【学習】「理科(生物基礎)」授業 ~糖尿病からダイアベティスへ~
専修学校クラーク高等学院札幌大通校の1学年では、「理科(生物基礎)」という科目の学習をしています。
「ヒトのからだの調節」という単元では、血糖濃度の調節について、インスリンというホルモンの働きや、糖尿病という病気について学びます。しかし、糖尿病という病名は有名ですが、1型糖尿病と2型糖尿病という違いについてはよく知られていません。そのため、すべての糖尿病患者に対して「生活習慣が乱れているから病気になった」などという偏見を持たれています。また尿という言葉を含むため、不潔というイメージを持っている人もいます。これらの偏見が社会に存在すれば、推計2000万人とされる罹患者または予備軍の人々は、周囲に相談したり通院することに後ろめたさを感じるようになってしまいます。その結果、重症化し命が脅かされるという個人の問題だけでなく、社会保障費の増大という国民全体の問題に拡大します。
これらの偏見による「医療ロス」をなくすため、近年提唱されているのが「ダイアベティス」という英語由来の名称に変更することです。生徒たちは、「ダイアベティス」への変更によるメリット・デメリットの双方を考えたうえで、動画を用いてこの名称を啓発するという活動に取り組みました。実際に動画を撮ることは時間の都合上できないため、ドラマやアニメの制作の際に用いられる絵コンテを作成し、その内容を他のグループの生徒たちに説明しました。
------------------------
### [課題]
上の本文で「これらの偏見による『医療ロス』をなくすため」で始まる段落を、主な事実を残したまま短い箇条書きに書き換えてください。
------------------------
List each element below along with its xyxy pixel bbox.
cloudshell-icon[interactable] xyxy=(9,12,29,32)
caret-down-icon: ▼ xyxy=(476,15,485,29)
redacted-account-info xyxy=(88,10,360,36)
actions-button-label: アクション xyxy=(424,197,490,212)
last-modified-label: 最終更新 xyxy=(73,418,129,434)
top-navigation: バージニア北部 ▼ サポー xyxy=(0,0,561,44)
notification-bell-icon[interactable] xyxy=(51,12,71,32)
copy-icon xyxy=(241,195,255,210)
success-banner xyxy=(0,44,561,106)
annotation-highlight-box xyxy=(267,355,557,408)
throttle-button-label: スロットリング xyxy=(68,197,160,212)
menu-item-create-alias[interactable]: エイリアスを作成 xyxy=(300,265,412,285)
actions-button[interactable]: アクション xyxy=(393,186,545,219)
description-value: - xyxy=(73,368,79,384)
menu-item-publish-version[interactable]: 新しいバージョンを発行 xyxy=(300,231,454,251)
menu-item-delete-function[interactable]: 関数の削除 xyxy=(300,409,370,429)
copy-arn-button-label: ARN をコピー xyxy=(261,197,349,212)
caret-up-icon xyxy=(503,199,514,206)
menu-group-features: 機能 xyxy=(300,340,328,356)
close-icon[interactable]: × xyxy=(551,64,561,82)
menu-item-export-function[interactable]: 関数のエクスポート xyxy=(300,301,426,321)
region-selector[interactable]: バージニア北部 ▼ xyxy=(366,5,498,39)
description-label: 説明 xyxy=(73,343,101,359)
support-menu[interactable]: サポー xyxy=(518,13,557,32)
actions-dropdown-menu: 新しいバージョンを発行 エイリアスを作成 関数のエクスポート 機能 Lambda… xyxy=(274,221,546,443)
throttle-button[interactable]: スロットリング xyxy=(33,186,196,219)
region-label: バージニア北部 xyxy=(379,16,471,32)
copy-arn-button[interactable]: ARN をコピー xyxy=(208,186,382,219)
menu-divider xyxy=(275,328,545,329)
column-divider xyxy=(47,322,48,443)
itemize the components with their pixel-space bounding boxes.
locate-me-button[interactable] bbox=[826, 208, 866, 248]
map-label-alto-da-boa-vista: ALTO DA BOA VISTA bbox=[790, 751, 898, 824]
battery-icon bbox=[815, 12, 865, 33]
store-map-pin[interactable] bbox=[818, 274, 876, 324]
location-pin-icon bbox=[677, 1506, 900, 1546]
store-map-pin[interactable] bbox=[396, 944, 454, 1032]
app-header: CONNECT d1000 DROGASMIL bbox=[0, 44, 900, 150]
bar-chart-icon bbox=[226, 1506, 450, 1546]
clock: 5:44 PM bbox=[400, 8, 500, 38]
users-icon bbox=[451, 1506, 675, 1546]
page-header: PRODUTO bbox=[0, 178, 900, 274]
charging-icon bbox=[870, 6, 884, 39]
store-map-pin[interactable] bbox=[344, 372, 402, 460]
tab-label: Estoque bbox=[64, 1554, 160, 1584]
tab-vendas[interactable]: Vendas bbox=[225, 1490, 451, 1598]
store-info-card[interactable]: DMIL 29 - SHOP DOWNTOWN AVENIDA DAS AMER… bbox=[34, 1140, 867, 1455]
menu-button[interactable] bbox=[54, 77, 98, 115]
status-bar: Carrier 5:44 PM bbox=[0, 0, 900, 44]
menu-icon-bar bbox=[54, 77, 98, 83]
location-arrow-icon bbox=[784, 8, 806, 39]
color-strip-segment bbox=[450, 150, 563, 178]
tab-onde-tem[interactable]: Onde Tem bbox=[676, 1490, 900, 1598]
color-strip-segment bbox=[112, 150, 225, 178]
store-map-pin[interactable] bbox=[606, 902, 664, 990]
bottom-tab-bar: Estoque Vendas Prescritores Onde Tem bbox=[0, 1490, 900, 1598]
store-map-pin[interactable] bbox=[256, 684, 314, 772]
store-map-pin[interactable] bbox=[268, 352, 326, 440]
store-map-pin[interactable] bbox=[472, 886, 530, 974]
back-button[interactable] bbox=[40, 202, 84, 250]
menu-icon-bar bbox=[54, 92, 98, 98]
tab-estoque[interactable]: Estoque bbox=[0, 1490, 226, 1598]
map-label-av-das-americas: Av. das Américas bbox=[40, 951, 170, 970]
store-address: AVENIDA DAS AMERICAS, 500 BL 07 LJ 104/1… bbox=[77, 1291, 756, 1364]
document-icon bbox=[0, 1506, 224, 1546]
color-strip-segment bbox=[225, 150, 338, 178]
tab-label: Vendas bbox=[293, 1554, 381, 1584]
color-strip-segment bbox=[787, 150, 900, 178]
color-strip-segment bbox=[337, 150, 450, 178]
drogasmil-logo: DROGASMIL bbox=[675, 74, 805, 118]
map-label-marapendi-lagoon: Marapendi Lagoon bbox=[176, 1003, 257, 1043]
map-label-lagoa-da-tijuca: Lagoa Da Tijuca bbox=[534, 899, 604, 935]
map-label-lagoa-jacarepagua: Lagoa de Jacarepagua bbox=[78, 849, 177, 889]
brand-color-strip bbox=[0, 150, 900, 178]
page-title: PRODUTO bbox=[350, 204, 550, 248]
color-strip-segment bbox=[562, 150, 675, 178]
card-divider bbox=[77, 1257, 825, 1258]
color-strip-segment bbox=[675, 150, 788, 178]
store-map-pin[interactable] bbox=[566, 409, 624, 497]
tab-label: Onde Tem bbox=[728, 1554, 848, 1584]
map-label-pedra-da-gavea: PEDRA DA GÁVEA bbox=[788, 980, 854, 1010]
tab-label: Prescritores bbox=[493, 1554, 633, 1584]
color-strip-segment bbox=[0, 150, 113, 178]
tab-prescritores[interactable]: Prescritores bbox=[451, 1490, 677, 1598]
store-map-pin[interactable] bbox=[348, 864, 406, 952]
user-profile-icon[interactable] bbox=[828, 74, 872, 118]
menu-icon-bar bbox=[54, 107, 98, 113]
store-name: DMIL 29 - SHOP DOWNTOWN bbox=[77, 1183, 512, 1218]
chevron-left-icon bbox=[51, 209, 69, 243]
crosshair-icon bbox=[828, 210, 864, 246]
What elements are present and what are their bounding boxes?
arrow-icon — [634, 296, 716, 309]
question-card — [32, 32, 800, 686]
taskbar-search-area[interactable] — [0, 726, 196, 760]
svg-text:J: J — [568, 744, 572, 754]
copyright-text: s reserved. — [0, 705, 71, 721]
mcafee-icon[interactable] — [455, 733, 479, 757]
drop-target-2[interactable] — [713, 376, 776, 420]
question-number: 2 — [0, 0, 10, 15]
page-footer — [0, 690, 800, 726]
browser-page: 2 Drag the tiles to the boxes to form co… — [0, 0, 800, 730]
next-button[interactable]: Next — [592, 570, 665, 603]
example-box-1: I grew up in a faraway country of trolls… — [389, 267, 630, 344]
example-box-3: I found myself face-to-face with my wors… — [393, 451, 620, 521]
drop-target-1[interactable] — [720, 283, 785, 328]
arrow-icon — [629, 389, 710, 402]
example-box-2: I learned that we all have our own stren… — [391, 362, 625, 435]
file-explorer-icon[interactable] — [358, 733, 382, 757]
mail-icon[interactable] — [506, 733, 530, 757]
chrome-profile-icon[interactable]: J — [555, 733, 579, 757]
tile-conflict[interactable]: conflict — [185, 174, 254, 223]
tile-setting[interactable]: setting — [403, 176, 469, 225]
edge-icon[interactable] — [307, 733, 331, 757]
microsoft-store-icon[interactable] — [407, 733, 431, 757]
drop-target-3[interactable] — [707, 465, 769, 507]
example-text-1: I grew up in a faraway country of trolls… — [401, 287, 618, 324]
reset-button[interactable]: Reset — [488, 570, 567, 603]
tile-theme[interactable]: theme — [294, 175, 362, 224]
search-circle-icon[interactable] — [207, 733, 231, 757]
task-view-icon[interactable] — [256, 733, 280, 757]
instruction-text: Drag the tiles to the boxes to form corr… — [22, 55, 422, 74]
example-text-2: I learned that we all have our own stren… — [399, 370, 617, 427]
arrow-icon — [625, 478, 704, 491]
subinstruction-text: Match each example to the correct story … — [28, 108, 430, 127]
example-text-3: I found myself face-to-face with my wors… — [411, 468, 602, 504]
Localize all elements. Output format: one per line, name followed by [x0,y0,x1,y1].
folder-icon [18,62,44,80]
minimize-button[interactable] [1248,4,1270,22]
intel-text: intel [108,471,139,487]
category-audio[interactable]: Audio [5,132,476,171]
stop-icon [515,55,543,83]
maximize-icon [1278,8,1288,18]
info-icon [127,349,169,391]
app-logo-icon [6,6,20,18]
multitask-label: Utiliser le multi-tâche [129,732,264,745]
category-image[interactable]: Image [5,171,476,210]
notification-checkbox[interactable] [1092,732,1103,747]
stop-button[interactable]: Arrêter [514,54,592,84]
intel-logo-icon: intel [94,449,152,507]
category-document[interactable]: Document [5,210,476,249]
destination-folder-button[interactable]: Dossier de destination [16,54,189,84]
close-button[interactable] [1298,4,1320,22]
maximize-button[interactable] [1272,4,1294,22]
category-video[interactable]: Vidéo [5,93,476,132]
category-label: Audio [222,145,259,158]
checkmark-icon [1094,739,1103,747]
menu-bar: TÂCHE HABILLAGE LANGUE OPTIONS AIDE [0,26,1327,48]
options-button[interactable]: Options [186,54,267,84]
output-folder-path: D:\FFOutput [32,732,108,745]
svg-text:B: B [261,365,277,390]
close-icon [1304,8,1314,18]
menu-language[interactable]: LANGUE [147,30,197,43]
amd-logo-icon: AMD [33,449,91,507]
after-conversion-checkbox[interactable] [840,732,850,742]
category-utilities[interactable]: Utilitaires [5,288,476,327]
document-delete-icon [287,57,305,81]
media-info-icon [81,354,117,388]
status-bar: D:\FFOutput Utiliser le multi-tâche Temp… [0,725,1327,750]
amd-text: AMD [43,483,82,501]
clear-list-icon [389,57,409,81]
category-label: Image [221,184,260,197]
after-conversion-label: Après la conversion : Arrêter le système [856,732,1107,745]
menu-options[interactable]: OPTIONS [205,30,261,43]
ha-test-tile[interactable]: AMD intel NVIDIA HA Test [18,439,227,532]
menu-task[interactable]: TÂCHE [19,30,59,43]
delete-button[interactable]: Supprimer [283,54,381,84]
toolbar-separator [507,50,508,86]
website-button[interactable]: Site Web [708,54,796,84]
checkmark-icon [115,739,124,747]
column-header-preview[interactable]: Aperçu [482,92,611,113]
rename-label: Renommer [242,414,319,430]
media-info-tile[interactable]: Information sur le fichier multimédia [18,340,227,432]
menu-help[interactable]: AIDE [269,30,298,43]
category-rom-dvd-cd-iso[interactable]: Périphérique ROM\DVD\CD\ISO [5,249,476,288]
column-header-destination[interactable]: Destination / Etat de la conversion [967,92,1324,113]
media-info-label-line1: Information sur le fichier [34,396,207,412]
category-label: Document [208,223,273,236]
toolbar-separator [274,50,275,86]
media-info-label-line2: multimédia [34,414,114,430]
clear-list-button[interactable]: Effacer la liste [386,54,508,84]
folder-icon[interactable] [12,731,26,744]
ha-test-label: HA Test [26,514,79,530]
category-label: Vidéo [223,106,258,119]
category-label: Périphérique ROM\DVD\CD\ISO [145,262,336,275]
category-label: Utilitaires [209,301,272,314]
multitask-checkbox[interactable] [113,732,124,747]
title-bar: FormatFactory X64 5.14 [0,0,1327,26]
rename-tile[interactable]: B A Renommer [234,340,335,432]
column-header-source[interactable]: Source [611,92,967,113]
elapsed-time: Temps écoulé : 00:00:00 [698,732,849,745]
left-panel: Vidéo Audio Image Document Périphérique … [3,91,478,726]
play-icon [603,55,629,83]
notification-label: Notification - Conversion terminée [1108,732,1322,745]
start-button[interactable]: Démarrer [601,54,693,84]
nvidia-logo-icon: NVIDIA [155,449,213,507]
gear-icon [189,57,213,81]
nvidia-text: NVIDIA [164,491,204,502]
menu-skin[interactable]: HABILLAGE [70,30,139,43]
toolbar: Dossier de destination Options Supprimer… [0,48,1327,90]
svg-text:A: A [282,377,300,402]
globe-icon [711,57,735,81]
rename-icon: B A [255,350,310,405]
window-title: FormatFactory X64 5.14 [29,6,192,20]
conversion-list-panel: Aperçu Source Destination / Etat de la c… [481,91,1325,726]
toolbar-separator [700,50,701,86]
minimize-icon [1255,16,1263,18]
------------------------
### [解答例]
- 偏見による「医療ロス」をなくすため、近年、英語由来の「ダイアベティス」という名称への変更が提唱されている。
- 生徒たちは、この名称変更のメリットとデメリットの両方を考えた。
- そのうえで、動画を用いてこの名称を啓発する活動に取り組んだ。
- 時間の都合で実際の撮影はできないため、ドラマやアニメの制作に使われる絵コンテを作成した。
- 作成した内容を、他のグループの生徒たちに説明した。